Extracts from a graphics dataset:
## START

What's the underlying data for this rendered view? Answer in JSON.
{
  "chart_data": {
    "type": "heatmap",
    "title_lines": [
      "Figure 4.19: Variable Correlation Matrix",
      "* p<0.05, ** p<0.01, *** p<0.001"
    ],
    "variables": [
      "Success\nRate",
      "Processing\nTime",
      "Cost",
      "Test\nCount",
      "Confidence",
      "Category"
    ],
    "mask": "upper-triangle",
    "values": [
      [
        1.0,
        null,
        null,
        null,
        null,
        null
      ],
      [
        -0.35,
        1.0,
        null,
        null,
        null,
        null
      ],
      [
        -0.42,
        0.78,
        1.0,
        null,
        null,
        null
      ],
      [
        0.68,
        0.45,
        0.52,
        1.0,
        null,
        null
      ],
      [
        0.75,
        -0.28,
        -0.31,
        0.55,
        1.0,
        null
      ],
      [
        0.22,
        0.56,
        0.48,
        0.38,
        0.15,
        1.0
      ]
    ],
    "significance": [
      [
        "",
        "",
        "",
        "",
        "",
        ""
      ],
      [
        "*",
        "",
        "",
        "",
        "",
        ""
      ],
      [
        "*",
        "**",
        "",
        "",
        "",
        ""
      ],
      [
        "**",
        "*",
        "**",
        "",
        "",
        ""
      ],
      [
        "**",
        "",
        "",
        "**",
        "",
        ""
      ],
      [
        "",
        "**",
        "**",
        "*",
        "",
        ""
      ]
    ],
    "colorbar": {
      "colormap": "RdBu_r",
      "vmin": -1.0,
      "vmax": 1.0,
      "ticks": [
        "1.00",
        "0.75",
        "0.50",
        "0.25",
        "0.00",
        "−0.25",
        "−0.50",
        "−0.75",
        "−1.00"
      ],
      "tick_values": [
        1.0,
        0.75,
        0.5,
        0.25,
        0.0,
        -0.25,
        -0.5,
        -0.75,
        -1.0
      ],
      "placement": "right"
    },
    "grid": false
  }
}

## END

Print the entries exactly. Include every one.

What's the underlying data for this rendered view? Answer in JSON.
{
  "chart_data": {
    "type": "heatmap",
    "title_lines": [
      "Figure 4.19: Variable Correlation Matrix",
      "* p<0.05, ** p<0.01, *** p<0.001"
    ],
    "variables": [
      "Success\nRate",
      "Processing\nTime",
      "Cost",
      "Test\nCount",
      "Confidence",
      "Category"
    ],
    "mask": "upper-triangle",
    "values": [
      [
        1.0,
        null,
        null,
        null,
        null,
        null
      ],
      [
        -0.35,
        1.0,
        null,
        null,
        null,
        null
      ],
      [
        -0.42,
        0.78,
        1.0,
        null,
        null,
        null
      ],
      [
        0.68,
        0.45,
        0.52,
        1.0,
        null,
        null
      ],
      [
        0.75,
        -0.28,
        -0.31,
        0.55,
        1.0,
        null
      ],
      [
        0.22,
        0.56,
        0.48,
        0.38,
        0.15,
        1.0
      ]
    ],
    "significance": [
      [
        "",
        "",
        "",
        "",
        "",
        ""
      ],
      [
        "*",
        "",
        "",
        "",
        "",
        ""
      ],
      [
        "*",
        "**",
        "",
        "",
        "",
        ""
      ],
      [
        "**",
        "*",
        "**",
        "",
        "",
        ""
      ],
      [
        "**",
        "",
        "",
        "**",
        "",
        ""
      ],
      [
        "",
        "**",
        "**",
        "*",
        "",
        ""
      ]
    ],
    "colorbar": {
      "colormap": "RdBu_r",
      "vmin": -1.0,
      "vmax": 1.0,
      "ticks": [
        "1.00",
        "0.75",
        "0.50",
        "0.25",
        "0.00",
        "−0.25",
        "−0.50",
        "−0.75",
        "−1.00"
      ],
      "tick_values": [
        1.0,
        0.75,
        0.5,
        0.25,
        0.0,
        -0.25,
        -0.5,
        -0.75,
        -1.0
      ],
      "placement": "right"
    },
    "grid": false
  }
}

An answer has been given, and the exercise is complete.